◆ **Your goal**
Below are records to repeat exactly. Omit the pictures from the copy.

◆ **Supplied material**

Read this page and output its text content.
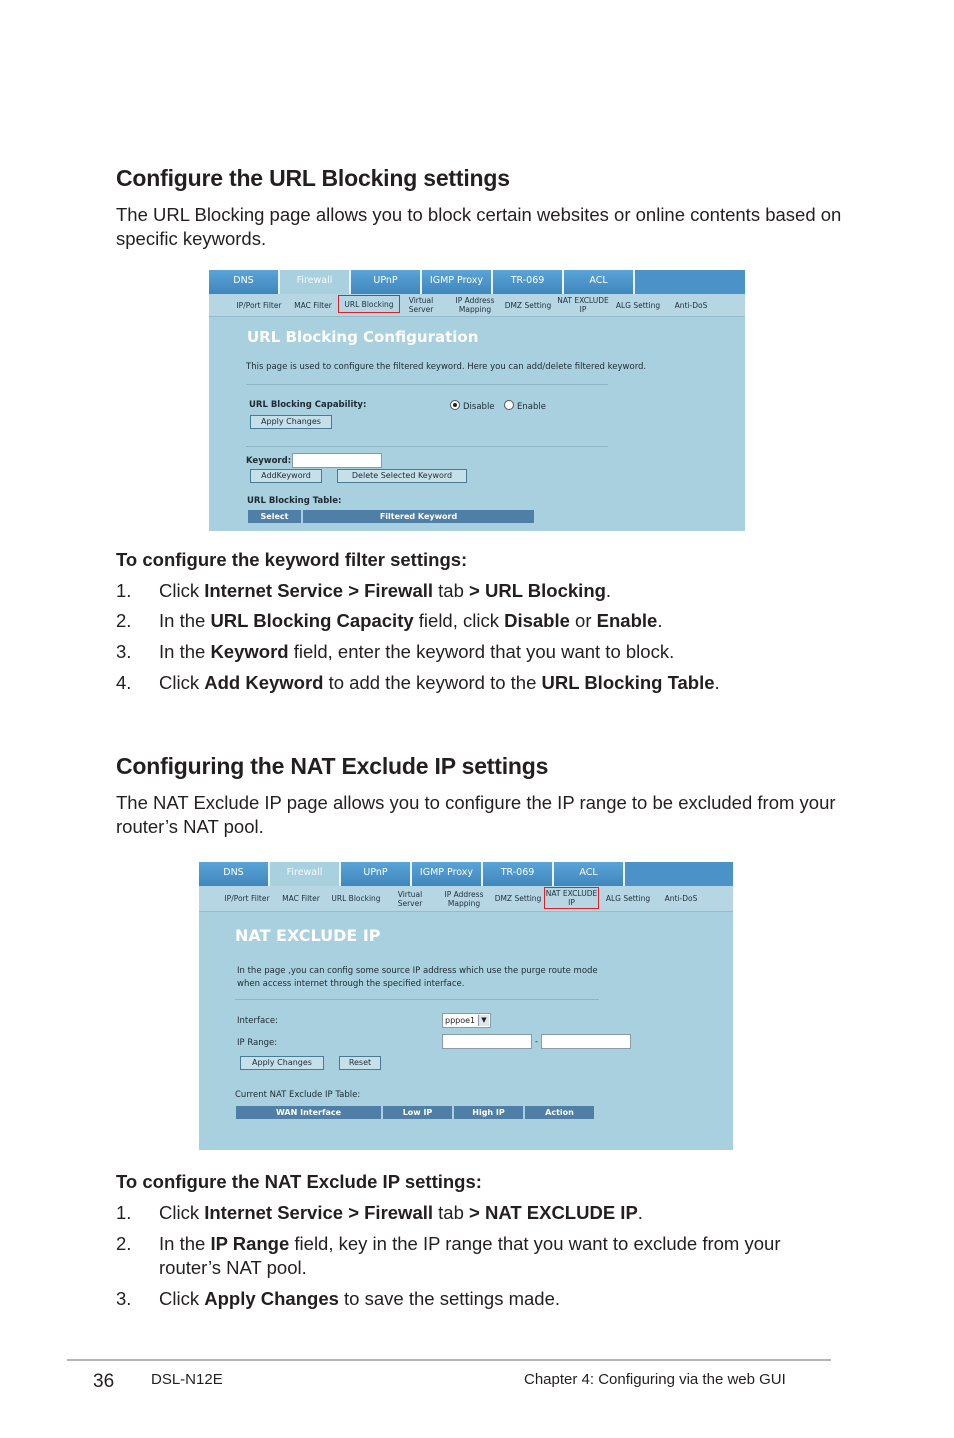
Configure the URL Blocking settings

The URL Blocking page allows you to block certain websites or online contents based on specific keywords.

DNS	Firewall	UPnP	IGMP Proxy	TR-069	ACL
IP/Port Filter	MAC Filter	URL Blocking	Virtual Server
IP Address Mapping	DMZ Setting NAT EXCLUDE IP	ALG Setting	Anti-DoS
URL Blocking Configuration
This page is used to configure the filtered keyword. Here you can add/delete filtered keyword.
URL Blocking Capability:	Disable	Enable
Apply Changes
Keyword:
AddKeyword	Delete Selected Keyword
URL Blocking Table:
Select	Filtered Keyword
To configure the keyword filter settings:
1. Click Internet Service > Firewall tab > URL Blocking.
2. In the URL Blocking Capacity field, click Disable or Enable.
3. In the Keyword field, enter the keyword that you want to block.
4. Click Add Keyword to add the keyword to the URL Blocking Table.
Configuring the NAT Exclude IP settings

The NAT Exclude IP page allows you to configure the IP range to be excluded from your router’s NAT pool.

DNS	Firewall	UPnP	IGMP Proxy	TR-069	ACL
IP/Port Filter	MAC Filter	URL Blocking	Virtual Server
IP Address Mapping	DMZ Setting
NAT EXCLUDE IP	ALG Setting	Anti-DoS
NAT EXCLUDE IP
In the page ,you can config some source IP address which use the purge route mode
when access internet through the specified interface.
Interface:	pppoe1 ▼
IP Range:	-
Apply Changes	Reset
Current NAT Exclude IP Table:
WAN Interface	Low IP	High IP	Action
To configure the NAT Exclude IP settings:
1. Click Internet Service > Firewall tab > NAT EXCLUDE IP.
2. In the IP Range field, key in the IP range that you want to exclude from your router’s NAT pool.
3. Click Apply Changes to save the settings made.
36 DSL-N12E	Chapter 4: Configuring via the web GUI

◆ **Response**
Read this page and output its text content.
Configure the URL Blocking settings

The URL Blocking page allows you to block certain websites or online contents based on specific keywords.

DNS	Firewall	UPnP	IGMP Proxy	TR-069	ACL
IP/Port Filter	MAC Filter	URL Blocking	Virtual Server
IP Address Mapping	DMZ Setting NAT EXCLUDE IP	ALG Setting	Anti-DoS
URL Blocking Configuration
This page is used to configure the filtered keyword. Here you can add/delete filtered keyword.
URL Blocking Capability:	Disable	Enable
Apply Changes
Keyword:
AddKeyword	Delete Selected Keyword
URL Blocking Table:
Select	Filtered Keyword
To configure the keyword filter settings:
1. Click Internet Service > Firewall tab > URL Blocking.
2. In the URL Blocking Capacity field, click Disable or Enable.
3. In the Keyword field, enter the keyword that you want to block.
4. Click Add Keyword to add the keyword to the URL Blocking Table.
Configuring the NAT Exclude IP settings

The NAT Exclude IP page allows you to configure the IP range to be excluded from your router’s NAT pool.

DNS	Firewall	UPnP	IGMP Proxy	TR-069	ACL
IP/Port Filter	MAC Filter	URL Blocking	Virtual Server
IP Address Mapping	DMZ Setting
NAT EXCLUDE IP	ALG Setting	Anti-DoS
NAT EXCLUDE IP
In the page ,you can config some source IP address which use the purge route mode
when access internet through the specified interface.
Interface:	pppoe1 ▼
IP Range:	-
Apply Changes	Reset
Current NAT Exclude IP Table:
WAN Interface	Low IP	High IP	Action
To configure the NAT Exclude IP settings:
1. Click Internet Service > Firewall tab > NAT EXCLUDE IP.
2. In the IP Range field, key in the IP range that you want to exclude from your router’s NAT pool.
3. Click Apply Changes to save the settings made.
36 DSL-N12E	Chapter 4: Configuring via the web GUI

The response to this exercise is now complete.